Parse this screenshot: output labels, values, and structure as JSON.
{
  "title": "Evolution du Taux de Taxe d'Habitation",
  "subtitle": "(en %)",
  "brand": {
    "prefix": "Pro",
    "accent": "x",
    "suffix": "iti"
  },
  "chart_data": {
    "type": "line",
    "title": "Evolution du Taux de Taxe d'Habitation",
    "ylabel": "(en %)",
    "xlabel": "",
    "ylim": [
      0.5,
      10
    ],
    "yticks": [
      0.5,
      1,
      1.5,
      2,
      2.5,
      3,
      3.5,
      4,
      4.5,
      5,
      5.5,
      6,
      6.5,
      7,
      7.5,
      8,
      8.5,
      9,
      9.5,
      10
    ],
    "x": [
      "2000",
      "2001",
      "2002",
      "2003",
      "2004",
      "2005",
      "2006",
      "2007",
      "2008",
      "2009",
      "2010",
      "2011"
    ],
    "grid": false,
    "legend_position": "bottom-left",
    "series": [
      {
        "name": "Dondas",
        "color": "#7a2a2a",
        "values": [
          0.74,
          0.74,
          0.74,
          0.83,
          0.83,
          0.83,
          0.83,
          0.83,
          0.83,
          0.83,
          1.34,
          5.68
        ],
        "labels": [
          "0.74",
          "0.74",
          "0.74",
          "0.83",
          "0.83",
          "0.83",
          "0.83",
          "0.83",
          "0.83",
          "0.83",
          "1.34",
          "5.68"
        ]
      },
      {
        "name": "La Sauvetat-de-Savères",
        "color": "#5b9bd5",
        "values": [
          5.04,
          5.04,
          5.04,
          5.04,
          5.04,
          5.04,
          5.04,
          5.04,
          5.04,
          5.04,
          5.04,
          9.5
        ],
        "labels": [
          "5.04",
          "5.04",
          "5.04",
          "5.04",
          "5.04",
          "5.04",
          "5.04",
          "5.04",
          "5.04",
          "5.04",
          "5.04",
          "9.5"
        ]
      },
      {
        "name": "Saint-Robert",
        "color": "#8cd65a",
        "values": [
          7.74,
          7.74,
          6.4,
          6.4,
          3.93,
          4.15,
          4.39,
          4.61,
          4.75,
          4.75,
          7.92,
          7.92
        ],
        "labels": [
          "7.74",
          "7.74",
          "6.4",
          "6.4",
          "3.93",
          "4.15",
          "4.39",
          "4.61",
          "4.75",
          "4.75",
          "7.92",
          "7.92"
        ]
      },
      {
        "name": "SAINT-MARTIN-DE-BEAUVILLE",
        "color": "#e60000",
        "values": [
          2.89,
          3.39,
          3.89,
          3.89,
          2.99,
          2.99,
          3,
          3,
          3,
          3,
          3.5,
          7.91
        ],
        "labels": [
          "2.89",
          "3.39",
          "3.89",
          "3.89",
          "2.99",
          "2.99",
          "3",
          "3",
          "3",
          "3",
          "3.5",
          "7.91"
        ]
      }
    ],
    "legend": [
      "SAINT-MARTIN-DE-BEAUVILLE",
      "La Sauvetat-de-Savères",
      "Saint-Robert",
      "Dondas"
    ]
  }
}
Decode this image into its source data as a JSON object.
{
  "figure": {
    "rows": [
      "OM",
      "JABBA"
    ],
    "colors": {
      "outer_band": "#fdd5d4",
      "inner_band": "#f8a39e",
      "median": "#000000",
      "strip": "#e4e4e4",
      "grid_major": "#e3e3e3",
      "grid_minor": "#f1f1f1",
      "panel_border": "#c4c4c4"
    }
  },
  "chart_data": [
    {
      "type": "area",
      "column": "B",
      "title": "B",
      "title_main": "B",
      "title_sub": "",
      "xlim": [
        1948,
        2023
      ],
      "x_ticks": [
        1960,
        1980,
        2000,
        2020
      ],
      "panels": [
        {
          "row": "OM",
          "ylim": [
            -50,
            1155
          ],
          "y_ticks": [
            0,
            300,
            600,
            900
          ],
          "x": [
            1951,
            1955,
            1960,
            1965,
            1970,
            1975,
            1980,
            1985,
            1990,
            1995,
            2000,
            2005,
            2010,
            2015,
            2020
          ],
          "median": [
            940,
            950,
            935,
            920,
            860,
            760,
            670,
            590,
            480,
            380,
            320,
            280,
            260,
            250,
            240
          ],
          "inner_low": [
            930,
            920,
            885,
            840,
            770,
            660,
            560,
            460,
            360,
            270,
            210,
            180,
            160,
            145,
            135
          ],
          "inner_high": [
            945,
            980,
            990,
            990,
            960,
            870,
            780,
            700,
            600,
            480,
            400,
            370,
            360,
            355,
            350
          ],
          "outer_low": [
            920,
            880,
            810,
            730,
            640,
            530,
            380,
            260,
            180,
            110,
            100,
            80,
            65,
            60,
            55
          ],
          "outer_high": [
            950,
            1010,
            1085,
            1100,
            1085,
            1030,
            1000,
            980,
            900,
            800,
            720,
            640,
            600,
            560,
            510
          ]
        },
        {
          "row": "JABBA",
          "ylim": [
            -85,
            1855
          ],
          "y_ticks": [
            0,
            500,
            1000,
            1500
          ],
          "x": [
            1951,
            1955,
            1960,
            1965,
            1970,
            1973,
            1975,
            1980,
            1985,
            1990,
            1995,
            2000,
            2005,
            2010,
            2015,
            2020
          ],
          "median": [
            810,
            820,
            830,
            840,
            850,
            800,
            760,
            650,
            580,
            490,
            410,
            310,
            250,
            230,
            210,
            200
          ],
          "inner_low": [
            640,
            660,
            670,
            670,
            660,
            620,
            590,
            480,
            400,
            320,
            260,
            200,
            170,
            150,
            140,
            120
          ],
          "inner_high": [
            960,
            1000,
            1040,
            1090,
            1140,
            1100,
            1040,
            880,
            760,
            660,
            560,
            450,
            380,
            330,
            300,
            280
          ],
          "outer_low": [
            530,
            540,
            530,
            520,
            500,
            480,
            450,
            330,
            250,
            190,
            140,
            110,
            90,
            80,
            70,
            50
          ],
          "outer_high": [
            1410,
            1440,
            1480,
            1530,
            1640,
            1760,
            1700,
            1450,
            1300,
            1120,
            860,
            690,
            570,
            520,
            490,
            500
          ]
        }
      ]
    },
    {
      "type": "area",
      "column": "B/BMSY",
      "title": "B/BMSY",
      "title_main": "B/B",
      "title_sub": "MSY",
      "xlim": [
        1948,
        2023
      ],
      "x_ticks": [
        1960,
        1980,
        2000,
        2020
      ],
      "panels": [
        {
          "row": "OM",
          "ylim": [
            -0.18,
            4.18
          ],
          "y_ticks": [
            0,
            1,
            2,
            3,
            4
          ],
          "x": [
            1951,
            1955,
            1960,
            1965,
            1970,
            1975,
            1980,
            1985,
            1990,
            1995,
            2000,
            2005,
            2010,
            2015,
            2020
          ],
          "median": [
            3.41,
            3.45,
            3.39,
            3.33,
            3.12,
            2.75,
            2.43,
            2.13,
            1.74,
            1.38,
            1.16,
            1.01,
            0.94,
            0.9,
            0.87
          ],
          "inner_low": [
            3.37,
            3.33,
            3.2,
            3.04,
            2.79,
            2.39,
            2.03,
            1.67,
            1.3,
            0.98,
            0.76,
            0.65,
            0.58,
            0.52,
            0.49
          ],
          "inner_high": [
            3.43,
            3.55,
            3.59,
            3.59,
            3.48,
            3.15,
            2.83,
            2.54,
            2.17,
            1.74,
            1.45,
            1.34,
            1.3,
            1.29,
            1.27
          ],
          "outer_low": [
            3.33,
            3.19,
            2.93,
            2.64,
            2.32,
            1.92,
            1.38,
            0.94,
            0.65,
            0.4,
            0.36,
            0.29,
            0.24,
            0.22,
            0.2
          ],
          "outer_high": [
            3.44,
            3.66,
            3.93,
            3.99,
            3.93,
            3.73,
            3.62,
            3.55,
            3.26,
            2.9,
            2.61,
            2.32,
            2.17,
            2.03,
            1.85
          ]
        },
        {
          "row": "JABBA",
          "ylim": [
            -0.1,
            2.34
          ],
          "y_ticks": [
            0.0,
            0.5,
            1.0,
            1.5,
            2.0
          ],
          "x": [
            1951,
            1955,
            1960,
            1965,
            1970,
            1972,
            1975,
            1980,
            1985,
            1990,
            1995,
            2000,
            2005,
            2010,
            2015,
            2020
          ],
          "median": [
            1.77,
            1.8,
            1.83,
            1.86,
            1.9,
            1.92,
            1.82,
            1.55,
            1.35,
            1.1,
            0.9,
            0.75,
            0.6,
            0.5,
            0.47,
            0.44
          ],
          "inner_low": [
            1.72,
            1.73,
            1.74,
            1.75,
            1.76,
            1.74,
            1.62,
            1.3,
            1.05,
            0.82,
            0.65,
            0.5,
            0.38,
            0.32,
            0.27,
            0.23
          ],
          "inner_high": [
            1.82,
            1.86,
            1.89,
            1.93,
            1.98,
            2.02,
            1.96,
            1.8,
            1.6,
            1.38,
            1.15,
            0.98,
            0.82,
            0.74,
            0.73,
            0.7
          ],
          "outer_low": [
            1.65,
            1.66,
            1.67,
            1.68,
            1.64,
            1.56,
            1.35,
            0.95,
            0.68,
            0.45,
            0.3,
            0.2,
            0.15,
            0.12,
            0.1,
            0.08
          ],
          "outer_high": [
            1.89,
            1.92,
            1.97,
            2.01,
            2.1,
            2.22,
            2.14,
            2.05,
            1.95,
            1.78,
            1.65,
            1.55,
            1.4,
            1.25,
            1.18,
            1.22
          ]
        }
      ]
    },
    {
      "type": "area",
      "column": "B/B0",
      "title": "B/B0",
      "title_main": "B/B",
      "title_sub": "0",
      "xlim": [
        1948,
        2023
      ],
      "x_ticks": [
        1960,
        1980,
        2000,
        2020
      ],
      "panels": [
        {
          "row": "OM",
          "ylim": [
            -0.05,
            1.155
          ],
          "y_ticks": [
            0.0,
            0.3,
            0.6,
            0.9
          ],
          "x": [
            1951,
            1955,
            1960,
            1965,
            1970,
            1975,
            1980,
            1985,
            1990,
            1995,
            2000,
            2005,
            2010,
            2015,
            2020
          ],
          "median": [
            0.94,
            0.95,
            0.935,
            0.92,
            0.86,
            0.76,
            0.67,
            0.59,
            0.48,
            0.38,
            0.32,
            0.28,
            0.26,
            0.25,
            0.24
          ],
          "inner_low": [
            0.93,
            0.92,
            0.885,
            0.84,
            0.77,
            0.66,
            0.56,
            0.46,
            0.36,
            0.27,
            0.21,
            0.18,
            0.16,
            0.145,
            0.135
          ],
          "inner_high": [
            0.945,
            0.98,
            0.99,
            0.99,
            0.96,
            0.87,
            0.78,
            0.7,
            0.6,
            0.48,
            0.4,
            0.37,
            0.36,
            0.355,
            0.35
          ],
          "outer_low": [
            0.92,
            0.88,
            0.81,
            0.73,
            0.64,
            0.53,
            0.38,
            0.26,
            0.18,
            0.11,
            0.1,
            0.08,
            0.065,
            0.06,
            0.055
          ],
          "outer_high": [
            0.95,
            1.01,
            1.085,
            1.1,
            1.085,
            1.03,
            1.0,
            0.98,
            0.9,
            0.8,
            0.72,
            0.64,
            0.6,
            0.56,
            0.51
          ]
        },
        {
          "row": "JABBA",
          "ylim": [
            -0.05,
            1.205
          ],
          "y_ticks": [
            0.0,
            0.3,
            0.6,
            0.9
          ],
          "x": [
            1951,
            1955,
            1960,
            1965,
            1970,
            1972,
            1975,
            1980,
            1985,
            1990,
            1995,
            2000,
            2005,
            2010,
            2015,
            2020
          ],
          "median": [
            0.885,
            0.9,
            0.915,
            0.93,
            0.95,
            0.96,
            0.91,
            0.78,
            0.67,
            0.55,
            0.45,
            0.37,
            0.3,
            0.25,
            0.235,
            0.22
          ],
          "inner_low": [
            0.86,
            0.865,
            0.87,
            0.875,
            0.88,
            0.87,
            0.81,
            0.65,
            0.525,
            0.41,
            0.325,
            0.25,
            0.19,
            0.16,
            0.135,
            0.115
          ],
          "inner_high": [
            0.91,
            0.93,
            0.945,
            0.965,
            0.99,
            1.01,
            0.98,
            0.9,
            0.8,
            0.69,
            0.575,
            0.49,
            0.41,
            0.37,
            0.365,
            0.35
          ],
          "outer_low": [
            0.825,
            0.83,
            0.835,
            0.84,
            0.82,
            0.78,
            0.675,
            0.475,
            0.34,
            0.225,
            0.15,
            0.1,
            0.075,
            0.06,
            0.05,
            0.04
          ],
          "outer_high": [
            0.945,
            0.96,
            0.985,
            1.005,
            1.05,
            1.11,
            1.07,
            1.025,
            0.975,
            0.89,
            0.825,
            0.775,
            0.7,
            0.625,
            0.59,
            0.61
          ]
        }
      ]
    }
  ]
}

* _Exercise_: Find how many lines in the records contain the string "this", then give the number alone.

* _Result of the task_: 2